Requirement :: Would you output the whole listing below, exactly as it reads?
··· Information provided
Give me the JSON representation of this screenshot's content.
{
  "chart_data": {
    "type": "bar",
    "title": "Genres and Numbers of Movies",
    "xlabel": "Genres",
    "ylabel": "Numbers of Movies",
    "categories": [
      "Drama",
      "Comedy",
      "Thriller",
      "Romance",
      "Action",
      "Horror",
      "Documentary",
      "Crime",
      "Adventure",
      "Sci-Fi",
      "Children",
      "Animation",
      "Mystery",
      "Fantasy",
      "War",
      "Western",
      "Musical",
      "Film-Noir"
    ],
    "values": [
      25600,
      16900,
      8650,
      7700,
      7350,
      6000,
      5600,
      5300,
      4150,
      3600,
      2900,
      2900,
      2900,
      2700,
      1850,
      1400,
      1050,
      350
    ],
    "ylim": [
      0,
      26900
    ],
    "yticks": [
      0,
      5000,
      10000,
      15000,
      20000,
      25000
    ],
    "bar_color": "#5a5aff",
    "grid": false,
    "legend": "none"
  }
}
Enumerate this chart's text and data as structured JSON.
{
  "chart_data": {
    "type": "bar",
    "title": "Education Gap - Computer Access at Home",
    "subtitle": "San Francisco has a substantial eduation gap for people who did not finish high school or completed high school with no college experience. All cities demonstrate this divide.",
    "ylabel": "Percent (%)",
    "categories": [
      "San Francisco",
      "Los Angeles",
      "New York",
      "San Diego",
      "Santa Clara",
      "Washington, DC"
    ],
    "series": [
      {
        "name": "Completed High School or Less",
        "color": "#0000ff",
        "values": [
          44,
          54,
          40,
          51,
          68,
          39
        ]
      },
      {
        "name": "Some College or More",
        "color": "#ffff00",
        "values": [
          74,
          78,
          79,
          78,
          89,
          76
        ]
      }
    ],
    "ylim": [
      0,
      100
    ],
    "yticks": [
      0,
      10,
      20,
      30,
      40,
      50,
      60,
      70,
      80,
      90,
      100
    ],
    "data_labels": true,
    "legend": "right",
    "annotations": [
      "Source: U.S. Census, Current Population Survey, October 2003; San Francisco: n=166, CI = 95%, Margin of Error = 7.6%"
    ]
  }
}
······
Exercise response ::
Give me the JSON representation of this screenshot's content.
{
  "chart_data": {
    "type": "bar",
    "title": "Genres and Numbers of Movies",
    "xlabel": "Genres",
    "ylabel": "Numbers of Movies",
    "categories": [
      "Drama",
      "Comedy",
      "Thriller",
      "Romance",
      "Action",
      "Horror",
      "Documentary",
      "Crime",
      "Adventure",
      "Sci-Fi",
      "Children",
      "Animation",
      "Mystery",
      "Fantasy",
      "War",
      "Western",
      "Musical",
      "Film-Noir"
    ],
    "values": [
      25600,
      16900,
      8650,
      7700,
      7350,
      6000,
      5600,
      5300,
      4150,
      3600,
      2900,
      2900,
      2900,
      2700,
      1850,
      1400,
      1050,
      350
    ],
    "ylim": [
      0,
      26900
    ],
    "yticks": [
      0,
      5000,
      10000,
      15000,
      20000,
      25000
    ],
    "bar_color": "#5a5aff",
    "grid": false,
    "legend": "none"
  }
}
Enumerate this chart's text and data as structured JSON.
{
  "chart_data": {
    "type": "bar",
    "title": "Education Gap - Computer Access at Home",
    "subtitle": "San Francisco has a substantial eduation gap for people who did not finish high school or completed high school with no college experience. All cities demonstrate this divide.",
    "ylabel": "Percent (%)",
    "categories": [
      "San Francisco",
      "Los Angeles",
      "New York",
      "San Diego",
      "Santa Clara",
      "Washington, DC"
    ],
    "series": [
      {
        "name": "Completed High School or Less",
        "color": "#0000ff",
        "values": [
          44,
          54,
          40,
          51,
          68,
          39
        ]
      },
      {
        "name": "Some College or More",
        "color": "#ffff00",
        "values": [
          74,
          78,
          79,
          78,
          89,
          76
        ]
      }
    ],
    "ylim": [
      0,
      100
    ],
    "yticks": [
      0,
      10,
      20,
      30,
      40,
      50,
      60,
      70,
      80,
      90,
      100
    ],
    "data_labels": true,
    "legend": "right",
    "annotations": [
      "Source: U.S. Census, Current Population Survey, October 2003; San Francisco: n=166, CI = 95%, Margin of Error = 7.6%"
    ]
  }
}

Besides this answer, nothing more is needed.